Exercise requirements:
From the entries below, please gather each line containing the string "annotation".

Records for the exercise:
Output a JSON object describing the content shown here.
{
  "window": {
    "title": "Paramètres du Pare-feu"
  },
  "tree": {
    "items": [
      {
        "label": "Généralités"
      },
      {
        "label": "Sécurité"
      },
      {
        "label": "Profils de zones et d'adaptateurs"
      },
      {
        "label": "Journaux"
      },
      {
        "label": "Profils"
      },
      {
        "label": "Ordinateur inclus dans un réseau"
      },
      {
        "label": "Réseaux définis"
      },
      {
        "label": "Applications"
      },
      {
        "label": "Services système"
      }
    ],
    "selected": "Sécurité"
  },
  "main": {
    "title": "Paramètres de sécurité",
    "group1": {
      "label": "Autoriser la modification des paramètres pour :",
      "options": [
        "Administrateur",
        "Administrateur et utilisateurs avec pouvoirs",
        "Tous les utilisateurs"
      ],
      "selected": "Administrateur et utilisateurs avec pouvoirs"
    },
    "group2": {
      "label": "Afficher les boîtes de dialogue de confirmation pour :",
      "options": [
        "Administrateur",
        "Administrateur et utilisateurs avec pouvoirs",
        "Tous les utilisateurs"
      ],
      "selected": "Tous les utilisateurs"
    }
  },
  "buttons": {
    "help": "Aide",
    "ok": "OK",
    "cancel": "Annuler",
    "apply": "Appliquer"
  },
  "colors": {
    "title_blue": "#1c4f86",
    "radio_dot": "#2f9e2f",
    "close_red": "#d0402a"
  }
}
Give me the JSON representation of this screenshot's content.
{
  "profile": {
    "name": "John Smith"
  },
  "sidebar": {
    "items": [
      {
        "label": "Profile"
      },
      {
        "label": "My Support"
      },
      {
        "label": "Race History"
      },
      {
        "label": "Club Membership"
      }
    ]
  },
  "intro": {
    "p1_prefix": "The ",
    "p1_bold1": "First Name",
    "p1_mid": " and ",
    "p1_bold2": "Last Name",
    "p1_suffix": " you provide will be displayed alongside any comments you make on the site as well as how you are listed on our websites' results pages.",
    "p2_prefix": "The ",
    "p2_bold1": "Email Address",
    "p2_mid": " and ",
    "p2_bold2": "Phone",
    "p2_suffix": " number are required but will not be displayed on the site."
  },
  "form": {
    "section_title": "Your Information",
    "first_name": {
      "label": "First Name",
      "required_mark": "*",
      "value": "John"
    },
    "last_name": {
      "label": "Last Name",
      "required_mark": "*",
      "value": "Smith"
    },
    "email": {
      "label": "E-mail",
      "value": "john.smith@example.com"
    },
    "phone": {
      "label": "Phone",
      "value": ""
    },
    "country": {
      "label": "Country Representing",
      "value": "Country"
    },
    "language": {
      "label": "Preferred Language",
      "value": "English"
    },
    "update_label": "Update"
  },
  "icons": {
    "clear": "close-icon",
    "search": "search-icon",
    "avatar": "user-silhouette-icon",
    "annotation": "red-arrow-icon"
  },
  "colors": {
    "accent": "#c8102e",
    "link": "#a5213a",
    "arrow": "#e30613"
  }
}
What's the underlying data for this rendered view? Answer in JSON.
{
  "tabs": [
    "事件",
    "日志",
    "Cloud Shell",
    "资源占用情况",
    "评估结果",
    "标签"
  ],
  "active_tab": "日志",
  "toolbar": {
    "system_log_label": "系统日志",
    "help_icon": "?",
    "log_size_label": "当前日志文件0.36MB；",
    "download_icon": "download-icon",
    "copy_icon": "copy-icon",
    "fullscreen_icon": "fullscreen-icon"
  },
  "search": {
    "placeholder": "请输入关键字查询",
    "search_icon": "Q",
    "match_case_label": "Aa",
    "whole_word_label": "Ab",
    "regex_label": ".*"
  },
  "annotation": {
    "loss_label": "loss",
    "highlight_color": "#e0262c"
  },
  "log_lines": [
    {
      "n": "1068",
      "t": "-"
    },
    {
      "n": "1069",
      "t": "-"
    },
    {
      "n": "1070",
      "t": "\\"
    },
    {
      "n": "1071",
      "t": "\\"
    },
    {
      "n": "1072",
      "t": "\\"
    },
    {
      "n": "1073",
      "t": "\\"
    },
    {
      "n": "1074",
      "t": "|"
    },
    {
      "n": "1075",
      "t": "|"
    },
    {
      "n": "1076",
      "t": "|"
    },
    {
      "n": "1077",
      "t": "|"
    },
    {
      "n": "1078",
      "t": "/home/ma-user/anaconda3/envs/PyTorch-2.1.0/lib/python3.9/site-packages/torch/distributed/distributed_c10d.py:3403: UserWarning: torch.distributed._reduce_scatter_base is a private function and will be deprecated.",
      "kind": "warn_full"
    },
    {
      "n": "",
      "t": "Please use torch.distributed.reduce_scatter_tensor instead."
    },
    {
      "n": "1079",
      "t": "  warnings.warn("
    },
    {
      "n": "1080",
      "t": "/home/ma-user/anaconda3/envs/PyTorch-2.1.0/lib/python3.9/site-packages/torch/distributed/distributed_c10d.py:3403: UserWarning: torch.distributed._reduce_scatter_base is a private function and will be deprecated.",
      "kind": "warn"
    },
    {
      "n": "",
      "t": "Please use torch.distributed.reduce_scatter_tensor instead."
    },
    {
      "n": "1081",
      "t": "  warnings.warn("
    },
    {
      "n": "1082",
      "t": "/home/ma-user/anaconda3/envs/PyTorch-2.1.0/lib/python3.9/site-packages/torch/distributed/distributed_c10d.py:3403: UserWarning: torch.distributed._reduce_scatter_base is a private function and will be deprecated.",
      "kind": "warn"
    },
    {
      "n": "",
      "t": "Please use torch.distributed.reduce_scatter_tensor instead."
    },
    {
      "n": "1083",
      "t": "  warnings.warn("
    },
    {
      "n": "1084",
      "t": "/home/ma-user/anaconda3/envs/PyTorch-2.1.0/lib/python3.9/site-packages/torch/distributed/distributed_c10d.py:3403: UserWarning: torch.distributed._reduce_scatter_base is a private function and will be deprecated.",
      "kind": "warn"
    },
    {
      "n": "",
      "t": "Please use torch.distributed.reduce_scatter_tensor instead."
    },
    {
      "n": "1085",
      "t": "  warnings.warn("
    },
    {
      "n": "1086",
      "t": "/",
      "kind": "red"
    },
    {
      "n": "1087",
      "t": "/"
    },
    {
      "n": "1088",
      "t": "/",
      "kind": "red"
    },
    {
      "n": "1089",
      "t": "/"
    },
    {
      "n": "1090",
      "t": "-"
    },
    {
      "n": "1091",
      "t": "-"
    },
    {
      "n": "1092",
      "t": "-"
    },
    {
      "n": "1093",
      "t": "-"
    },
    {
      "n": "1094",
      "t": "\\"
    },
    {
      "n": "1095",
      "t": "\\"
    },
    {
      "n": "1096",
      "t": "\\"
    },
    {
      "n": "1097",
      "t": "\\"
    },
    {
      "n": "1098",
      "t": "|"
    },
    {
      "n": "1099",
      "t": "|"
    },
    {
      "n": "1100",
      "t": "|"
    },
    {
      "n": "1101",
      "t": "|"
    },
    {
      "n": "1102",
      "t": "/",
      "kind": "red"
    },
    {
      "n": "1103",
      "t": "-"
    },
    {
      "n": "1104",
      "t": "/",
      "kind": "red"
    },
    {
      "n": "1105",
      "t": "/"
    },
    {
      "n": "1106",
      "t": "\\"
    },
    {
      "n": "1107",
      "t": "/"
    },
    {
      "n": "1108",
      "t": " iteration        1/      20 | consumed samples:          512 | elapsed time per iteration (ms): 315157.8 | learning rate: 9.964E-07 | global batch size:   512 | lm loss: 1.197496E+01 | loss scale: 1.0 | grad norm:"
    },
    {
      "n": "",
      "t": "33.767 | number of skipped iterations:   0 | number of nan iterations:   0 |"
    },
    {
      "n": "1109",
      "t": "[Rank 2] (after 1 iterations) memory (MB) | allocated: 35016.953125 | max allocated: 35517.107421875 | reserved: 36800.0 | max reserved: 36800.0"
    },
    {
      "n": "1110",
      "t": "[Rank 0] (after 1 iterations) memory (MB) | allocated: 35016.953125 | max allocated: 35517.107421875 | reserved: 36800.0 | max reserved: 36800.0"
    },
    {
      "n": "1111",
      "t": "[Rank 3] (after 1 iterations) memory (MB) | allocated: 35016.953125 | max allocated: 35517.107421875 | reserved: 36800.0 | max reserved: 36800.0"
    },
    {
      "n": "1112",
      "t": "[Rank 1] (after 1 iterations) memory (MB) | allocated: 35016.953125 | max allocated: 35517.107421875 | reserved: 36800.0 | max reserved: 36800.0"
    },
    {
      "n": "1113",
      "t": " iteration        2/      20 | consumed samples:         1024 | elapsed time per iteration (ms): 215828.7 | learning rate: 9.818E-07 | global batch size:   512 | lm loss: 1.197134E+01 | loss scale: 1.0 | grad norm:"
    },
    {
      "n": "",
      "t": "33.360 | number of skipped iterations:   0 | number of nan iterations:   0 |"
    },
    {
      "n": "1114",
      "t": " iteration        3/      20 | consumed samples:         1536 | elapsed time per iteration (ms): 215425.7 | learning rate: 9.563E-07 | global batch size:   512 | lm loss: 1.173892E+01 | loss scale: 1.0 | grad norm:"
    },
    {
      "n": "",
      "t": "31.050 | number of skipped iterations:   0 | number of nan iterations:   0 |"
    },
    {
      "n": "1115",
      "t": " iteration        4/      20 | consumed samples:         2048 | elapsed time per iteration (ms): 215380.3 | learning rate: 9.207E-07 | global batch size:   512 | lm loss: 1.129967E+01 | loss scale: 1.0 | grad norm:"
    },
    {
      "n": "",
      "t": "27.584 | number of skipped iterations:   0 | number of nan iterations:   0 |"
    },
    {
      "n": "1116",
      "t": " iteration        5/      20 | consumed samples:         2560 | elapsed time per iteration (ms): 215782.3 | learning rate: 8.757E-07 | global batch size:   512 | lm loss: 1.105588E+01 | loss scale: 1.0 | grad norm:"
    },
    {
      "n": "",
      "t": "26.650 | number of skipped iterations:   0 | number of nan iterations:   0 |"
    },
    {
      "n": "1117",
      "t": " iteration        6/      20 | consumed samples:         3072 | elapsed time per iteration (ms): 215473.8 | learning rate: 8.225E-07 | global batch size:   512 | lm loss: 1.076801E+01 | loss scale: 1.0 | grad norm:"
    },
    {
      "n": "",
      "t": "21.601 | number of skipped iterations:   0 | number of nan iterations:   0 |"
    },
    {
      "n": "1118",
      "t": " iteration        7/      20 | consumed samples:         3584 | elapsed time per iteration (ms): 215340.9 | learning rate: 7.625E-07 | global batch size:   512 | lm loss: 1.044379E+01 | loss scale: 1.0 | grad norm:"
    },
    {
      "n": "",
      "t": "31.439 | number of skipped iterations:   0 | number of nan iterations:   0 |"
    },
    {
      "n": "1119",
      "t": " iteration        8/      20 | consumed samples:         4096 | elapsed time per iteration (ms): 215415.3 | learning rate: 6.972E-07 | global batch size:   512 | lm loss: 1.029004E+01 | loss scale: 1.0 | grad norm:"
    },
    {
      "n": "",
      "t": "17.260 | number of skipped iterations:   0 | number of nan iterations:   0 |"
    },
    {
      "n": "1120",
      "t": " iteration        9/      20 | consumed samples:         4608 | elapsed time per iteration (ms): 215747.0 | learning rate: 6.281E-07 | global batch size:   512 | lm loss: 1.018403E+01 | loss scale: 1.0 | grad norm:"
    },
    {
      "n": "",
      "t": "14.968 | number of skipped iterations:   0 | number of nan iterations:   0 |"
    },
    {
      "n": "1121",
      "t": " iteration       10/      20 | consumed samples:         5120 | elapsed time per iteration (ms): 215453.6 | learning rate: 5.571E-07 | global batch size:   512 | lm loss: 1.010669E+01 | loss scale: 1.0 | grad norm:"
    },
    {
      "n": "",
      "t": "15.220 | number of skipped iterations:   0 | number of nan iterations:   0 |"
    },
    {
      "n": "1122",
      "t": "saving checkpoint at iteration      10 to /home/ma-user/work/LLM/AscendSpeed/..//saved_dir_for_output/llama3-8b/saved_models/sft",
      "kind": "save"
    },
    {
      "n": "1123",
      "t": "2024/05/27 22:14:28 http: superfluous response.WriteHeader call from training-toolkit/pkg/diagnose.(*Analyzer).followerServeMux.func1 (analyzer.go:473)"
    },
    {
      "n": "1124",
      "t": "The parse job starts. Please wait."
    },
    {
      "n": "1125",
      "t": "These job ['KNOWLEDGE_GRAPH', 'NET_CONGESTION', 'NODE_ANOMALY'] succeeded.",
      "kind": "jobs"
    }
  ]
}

Response:
    "annotation": "red-arrow-icon"
  "annotation": {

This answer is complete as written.